TASK TO CARRY OUT. Only a number is wanted. Count the lines holding the string "background".

*-*-*

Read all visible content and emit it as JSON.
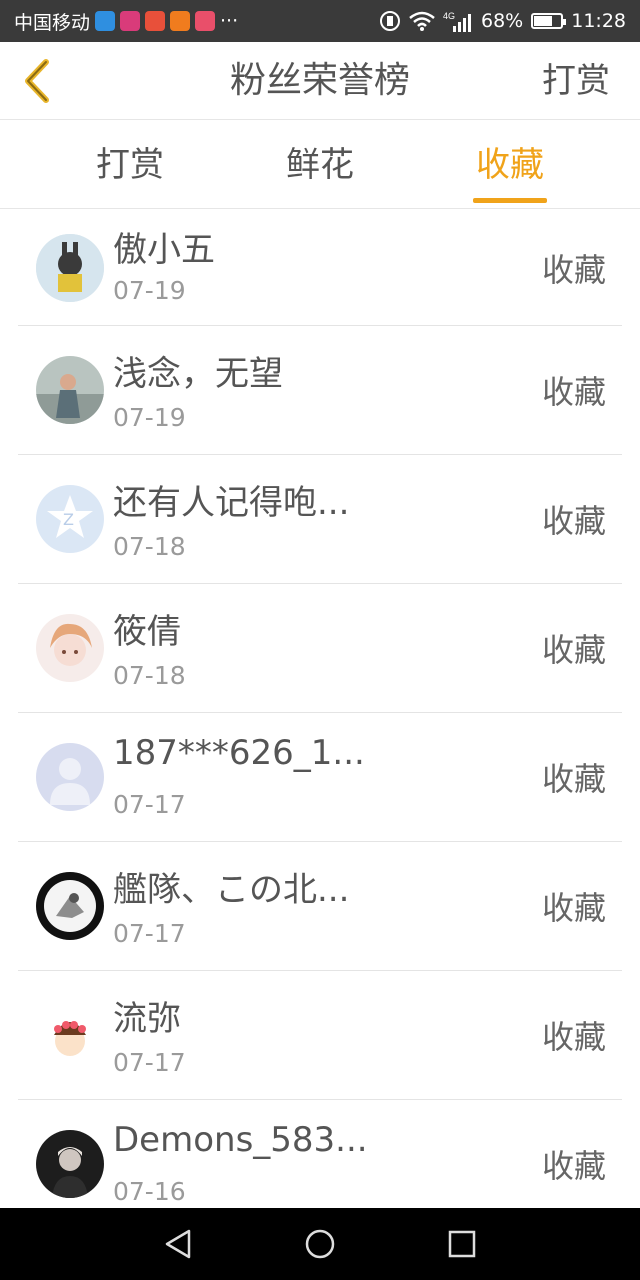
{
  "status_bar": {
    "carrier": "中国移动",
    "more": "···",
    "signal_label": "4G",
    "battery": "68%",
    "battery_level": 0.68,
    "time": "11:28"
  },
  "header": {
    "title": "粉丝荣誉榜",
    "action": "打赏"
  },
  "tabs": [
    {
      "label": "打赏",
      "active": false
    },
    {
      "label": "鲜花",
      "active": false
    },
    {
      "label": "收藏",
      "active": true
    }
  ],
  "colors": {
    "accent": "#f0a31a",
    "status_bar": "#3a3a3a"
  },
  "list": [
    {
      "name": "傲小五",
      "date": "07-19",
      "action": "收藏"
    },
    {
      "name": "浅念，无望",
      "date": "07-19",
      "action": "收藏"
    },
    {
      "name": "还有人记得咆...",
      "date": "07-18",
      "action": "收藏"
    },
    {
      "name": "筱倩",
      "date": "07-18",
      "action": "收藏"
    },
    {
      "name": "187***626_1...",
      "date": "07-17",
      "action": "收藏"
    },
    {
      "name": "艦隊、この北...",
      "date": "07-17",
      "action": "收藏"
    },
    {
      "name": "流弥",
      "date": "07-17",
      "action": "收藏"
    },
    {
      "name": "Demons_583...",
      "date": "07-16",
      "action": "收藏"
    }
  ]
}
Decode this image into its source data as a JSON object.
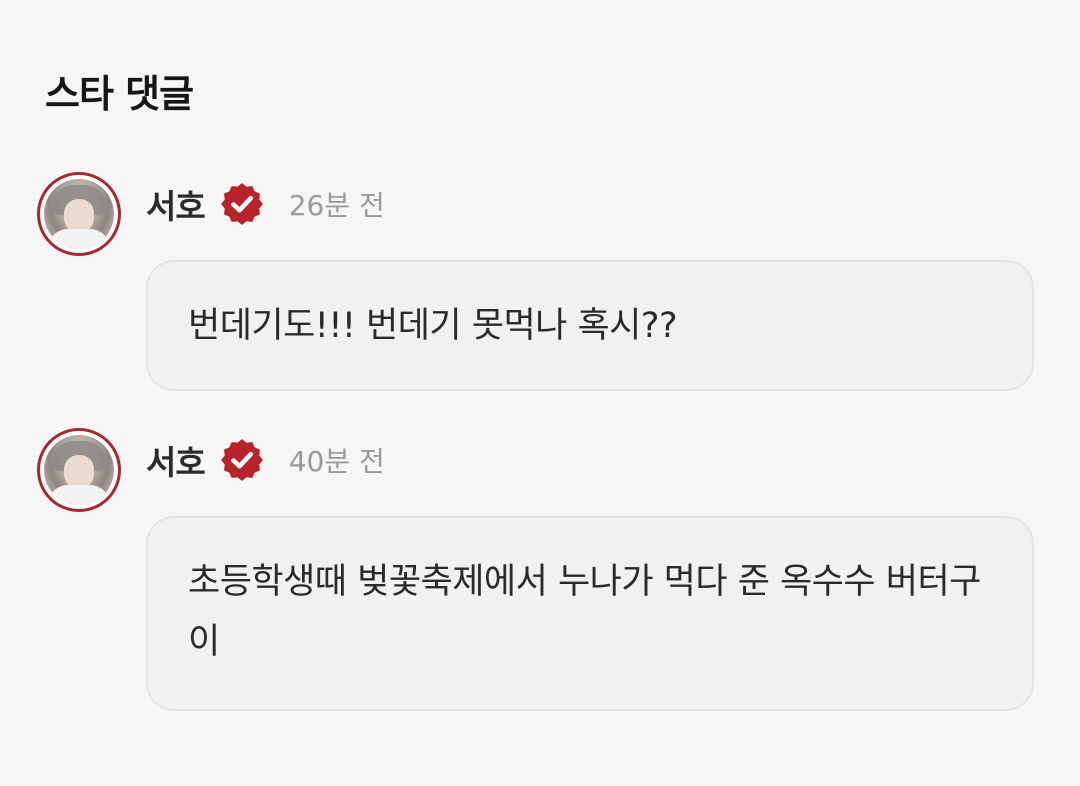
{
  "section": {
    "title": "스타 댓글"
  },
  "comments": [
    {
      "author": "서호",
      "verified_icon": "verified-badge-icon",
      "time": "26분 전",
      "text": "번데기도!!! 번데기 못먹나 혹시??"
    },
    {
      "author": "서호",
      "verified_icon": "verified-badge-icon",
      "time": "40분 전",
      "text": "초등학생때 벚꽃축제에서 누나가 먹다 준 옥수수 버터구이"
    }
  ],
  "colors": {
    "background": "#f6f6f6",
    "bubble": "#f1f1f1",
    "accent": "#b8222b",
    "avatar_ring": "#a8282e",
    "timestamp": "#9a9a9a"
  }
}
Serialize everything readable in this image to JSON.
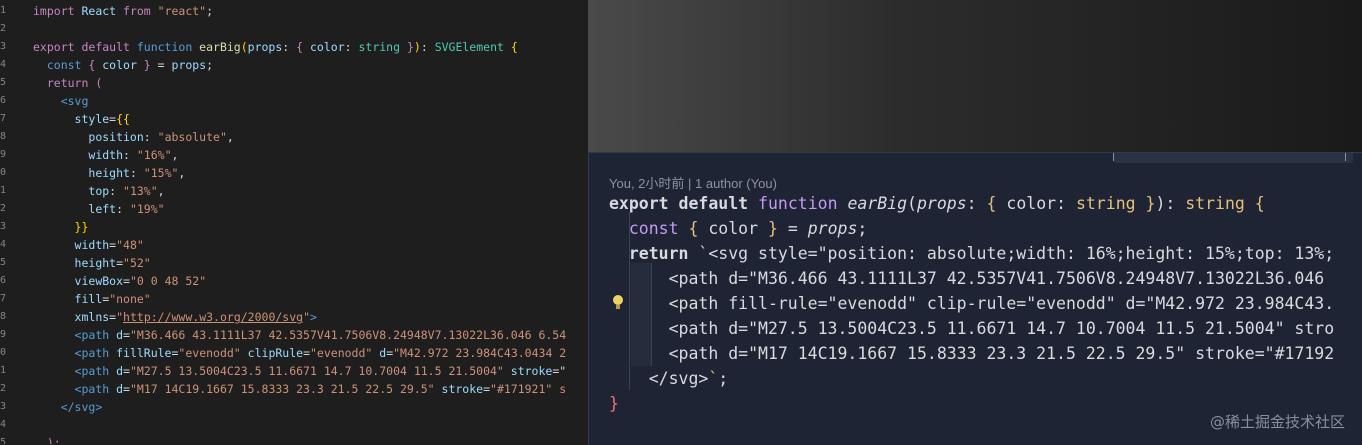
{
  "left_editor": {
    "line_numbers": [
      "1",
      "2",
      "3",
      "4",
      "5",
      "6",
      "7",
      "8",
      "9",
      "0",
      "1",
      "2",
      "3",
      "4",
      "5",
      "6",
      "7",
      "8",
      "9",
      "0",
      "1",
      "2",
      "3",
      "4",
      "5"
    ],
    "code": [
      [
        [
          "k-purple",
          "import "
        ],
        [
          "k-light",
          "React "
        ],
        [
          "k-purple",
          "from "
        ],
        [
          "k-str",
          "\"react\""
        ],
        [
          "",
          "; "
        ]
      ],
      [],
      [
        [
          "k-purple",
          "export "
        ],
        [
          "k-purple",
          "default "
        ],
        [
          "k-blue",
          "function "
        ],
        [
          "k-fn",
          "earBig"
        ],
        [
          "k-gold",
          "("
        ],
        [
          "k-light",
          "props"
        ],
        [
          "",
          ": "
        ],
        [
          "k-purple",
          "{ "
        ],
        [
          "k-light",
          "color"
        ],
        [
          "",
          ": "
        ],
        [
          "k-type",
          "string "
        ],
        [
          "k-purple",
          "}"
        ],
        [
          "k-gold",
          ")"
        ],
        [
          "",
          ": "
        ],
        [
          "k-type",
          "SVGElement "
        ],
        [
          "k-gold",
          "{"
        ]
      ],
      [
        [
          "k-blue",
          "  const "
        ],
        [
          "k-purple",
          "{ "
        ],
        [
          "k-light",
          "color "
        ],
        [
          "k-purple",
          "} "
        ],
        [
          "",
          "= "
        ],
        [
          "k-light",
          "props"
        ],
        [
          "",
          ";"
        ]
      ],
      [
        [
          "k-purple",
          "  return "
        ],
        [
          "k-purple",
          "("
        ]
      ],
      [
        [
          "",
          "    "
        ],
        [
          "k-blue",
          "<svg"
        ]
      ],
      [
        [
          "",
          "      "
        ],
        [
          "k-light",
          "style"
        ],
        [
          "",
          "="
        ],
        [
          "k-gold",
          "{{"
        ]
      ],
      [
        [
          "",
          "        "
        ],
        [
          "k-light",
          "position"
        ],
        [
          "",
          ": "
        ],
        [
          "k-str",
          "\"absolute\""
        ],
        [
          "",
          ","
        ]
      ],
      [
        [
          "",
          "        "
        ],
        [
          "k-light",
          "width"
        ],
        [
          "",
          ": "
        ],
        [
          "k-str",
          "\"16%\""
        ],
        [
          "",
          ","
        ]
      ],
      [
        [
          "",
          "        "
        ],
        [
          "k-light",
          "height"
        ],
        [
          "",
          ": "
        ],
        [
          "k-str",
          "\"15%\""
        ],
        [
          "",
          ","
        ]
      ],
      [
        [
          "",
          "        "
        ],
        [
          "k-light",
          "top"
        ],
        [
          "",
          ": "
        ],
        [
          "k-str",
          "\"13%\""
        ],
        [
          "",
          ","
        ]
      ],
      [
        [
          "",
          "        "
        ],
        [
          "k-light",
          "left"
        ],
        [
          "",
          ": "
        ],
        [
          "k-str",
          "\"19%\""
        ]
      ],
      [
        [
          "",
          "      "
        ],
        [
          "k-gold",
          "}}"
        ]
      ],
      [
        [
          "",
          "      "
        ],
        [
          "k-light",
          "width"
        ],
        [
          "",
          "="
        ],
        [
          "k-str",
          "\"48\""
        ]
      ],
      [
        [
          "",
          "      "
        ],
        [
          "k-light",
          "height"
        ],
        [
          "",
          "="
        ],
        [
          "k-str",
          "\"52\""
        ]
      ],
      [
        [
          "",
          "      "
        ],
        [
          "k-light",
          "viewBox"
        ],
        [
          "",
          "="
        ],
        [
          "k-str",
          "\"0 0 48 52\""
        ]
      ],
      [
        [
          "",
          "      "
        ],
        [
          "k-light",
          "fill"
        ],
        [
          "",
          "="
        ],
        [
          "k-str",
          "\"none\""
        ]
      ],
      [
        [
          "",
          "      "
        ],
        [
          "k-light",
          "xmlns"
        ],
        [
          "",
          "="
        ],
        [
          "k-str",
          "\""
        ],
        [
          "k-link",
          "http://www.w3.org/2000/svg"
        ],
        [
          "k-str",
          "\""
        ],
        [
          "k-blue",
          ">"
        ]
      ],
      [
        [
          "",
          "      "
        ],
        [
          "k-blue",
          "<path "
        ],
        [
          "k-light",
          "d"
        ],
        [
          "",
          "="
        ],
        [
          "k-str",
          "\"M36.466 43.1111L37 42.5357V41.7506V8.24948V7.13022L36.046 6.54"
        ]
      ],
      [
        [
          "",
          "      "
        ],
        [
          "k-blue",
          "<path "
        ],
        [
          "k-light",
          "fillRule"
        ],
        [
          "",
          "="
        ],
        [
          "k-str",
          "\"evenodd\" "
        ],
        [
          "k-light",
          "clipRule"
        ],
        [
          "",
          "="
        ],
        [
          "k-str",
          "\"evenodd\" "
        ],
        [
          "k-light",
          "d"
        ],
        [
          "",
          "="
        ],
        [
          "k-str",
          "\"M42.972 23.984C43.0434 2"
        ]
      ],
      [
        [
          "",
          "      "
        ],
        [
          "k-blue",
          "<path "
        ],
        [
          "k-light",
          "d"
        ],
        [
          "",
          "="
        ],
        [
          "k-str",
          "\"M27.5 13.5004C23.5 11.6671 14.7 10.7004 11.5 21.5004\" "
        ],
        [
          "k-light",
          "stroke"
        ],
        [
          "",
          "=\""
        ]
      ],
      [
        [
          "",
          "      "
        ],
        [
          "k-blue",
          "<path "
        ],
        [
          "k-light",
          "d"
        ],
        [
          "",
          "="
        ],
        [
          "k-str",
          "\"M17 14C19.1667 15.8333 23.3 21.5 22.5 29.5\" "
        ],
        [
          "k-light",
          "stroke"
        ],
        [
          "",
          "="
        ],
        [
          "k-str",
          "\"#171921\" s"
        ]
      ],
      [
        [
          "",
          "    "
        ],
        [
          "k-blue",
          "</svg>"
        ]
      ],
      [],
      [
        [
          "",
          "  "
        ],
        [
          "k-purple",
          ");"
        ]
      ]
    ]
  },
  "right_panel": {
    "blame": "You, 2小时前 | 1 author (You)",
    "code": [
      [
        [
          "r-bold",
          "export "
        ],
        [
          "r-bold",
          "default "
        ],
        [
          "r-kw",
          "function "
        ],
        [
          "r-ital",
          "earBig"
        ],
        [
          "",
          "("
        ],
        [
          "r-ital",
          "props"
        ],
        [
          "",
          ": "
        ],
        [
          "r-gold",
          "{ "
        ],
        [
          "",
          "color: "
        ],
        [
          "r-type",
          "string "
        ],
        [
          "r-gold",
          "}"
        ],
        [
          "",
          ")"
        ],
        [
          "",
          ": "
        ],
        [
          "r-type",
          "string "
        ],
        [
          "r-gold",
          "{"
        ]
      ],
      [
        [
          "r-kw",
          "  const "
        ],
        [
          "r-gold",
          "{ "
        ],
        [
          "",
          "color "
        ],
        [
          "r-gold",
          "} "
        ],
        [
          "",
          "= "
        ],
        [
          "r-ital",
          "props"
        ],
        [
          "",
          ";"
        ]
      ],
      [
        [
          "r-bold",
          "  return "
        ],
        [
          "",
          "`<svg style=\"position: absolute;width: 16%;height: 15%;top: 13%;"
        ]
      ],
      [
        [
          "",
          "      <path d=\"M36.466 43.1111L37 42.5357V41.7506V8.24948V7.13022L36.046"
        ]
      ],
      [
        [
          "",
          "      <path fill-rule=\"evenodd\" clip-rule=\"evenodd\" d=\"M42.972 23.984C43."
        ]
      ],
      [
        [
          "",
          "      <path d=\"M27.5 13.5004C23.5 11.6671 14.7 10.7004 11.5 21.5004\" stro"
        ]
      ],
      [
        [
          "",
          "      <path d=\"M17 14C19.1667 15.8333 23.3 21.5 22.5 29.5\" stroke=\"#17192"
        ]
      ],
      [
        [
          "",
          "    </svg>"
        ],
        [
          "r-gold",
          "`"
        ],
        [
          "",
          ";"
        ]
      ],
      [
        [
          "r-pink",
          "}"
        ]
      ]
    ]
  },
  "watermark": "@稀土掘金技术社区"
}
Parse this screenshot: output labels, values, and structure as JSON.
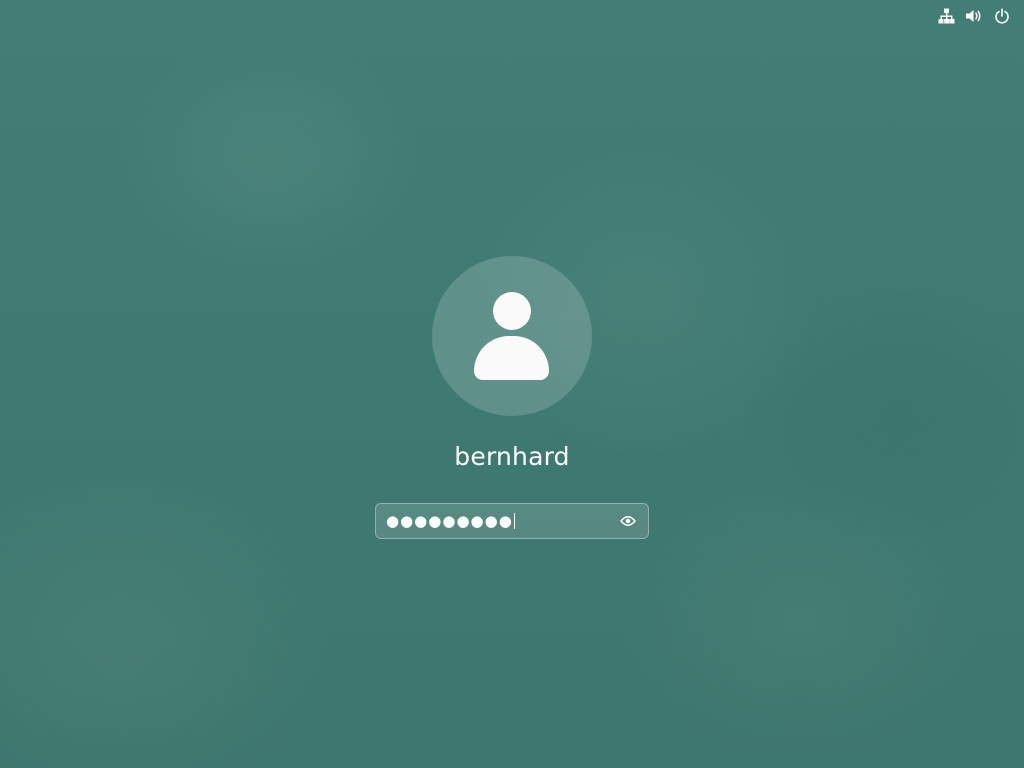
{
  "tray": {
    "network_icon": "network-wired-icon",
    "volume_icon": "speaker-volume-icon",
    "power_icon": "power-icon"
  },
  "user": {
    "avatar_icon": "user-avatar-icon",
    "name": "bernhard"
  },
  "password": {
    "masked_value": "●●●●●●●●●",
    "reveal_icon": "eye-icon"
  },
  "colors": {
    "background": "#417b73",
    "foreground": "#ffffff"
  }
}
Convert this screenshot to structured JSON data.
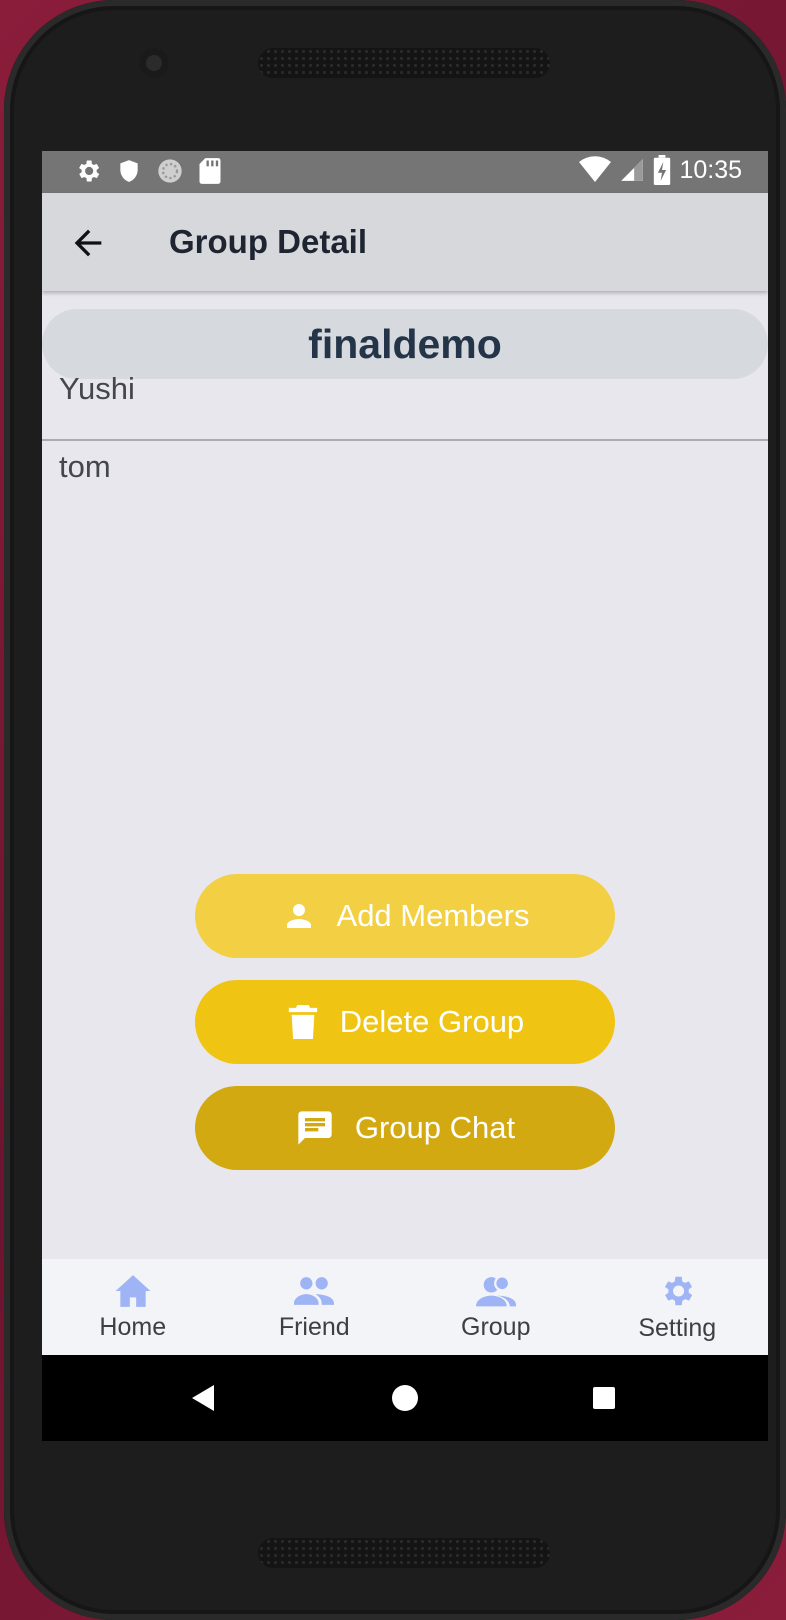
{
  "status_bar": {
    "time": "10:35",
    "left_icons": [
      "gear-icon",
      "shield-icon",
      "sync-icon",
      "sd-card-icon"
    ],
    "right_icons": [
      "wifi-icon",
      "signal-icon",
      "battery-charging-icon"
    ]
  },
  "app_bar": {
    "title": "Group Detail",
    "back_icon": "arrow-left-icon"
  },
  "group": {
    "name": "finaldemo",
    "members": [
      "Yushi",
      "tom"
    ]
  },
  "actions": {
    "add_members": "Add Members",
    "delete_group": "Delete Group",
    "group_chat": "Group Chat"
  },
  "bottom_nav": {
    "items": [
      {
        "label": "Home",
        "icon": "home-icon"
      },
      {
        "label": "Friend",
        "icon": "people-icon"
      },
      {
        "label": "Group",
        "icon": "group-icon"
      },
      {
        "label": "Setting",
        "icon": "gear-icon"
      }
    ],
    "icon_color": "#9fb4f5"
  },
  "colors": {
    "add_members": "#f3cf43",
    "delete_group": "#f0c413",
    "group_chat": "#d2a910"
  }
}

*-*-*

ANSWER TO THE TASK. 2